* Objective
Report, word for word, every line of the material that contains "úseku".
>> START Task inputs
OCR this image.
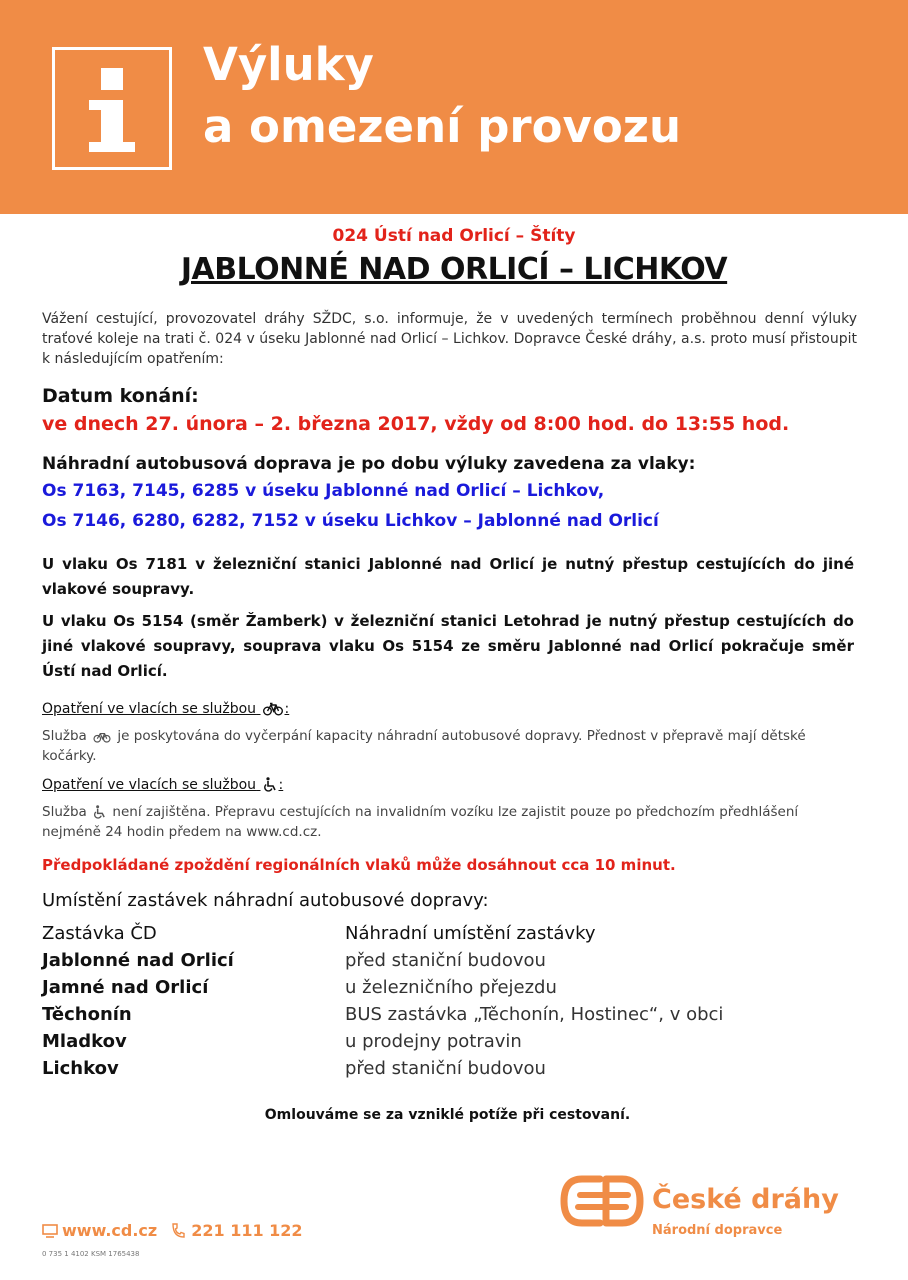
Výluky
a omezení provozu
024 Ústí nad Orlicí – Štíty
JABLONNÉ NAD ORLICÍ – LICHKOV
Vážení cestující, provozovatel dráhy SŽDC, s.o. informuje, že v uvedených termínech proběhnou denní výluky traťové koleje na trati č. 024 v úseku Jablonné nad Orlicí – Lichkov. Dopravce České dráhy, a.s. proto musí přistoupit k následujícím opatřením:
Datum konání:
ve dnech 27. února – 2. března 2017, vždy od 8:00 hod. do 13:55 hod.
Náhradní autobusová doprava je po dobu výluky zavedena za vlaky:
Os 7163, 7145, 6285 v úseku Jablonné nad Orlicí – Lichkov,
Os 7146, 6280, 6282, 7152 v úseku Lichkov – Jablonné nad Orlicí
U vlaku Os 7181 v železniční stanici Jablonné nad Orlicí je nutný přestup cestujících do jiné vlakové soupravy.
U vlaku Os 5154 (směr Žamberk) v železniční stanici Letohrad je nutný přestup cestujících do jiné vlakové soupravy, souprava vlaku Os 5154 ze směru Jablonné nad Orlicí pokračuje směr Ústí nad Orlicí.
Opatření ve vlacích se službou :
Služba je poskytována do vyčerpání kapacity náhradní autobusové dopravy. Přednost v přepravě mají dětské kočárky.
Opatření ve vlacích se službou :
Služba není zajištěna. Přepravu cestujících na invalidním vozíku lze zajistit pouze po předchozím předhlášení nejméně 24 hodin předem na www.cd.cz.
Předpokládané zpoždění regionálních vlaků může dosáhnout cca 10 minut.
Umístění zastávek náhradní autobusové dopravy:
Zastávka ČD	Náhradní umístění zastávky
Jablonné nad Orlicí	před staniční budovou
Jamné nad Orlicí	u železničního přejezdu
Těchonín	BUS zastávka „Těchonín, Hostinec“, v obci
Mladkov	u prodejny potravin
Lichkov	před staniční budovou
Omlouváme se za vzniklé potíže při cestovaní.
České dráhy
Národní dopravce
www.cd.cz 221 111 122
0 735 1 4102 KSM 1765438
>> END Task inputs
* Correct answer
Vážení cestující, provozovatel dráhy SŽDC, s.o. informuje, že v uvedených termínech proběhnou denní výluky traťové koleje na trati č. 024 v úseku Jablonné nad Orlicí – Lichkov. Dopravce České dráhy, a.s. proto musí přistoupit k následujícím opatřením:
Os 7163, 7145, 6285 v úseku Jablonné nad Orlicí – Lichkov,
Os 7146, 6280, 6282, 7152 v úseku Lichkov – Jablonné nad Orlicí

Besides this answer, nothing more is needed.